▶ [EXERCISE INSTRUCTIONS] Look through the data below. Collect every line where the word "coastal" occurs.

* begin DATA SUPPLIED *

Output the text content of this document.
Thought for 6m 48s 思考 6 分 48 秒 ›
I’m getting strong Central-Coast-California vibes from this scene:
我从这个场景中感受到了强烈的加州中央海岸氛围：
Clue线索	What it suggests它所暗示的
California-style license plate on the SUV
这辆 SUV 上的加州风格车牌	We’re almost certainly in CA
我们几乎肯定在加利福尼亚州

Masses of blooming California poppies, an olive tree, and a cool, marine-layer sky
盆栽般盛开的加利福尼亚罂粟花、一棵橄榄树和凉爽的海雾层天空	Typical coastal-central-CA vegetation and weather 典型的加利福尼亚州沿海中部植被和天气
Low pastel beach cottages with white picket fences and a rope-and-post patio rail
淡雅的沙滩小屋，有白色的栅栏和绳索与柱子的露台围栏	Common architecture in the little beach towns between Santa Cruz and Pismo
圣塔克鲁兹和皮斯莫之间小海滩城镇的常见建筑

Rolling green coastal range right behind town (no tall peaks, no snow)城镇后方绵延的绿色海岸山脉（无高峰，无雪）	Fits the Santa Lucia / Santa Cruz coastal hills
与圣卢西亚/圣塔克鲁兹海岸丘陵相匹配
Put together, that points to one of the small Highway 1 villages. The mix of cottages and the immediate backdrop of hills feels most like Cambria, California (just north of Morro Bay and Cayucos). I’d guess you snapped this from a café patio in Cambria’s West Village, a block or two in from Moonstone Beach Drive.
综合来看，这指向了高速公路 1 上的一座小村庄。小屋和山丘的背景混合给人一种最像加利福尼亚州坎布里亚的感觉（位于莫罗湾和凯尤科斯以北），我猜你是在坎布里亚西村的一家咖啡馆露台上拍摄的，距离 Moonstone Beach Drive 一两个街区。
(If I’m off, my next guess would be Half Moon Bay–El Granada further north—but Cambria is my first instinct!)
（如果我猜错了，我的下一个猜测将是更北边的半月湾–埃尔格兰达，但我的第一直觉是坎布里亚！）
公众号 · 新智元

* end DATA SUPPLIED *

▶ [SOLUTION TO THE PROBLEM]
盆栽般盛开的加利福尼亚罂粟花、一棵橄榄树和凉爽的海雾层天空	Typical coastal-central-CA vegetation and weather 典型的加利福尼亚州沿海中部植被和天气
Rolling green coastal range right behind town (no tall peaks, no snow)城镇后方绵延的绿色海岸山脉（无高峰，无雪）	Fits the Santa Lucia / Santa Cruz coastal hills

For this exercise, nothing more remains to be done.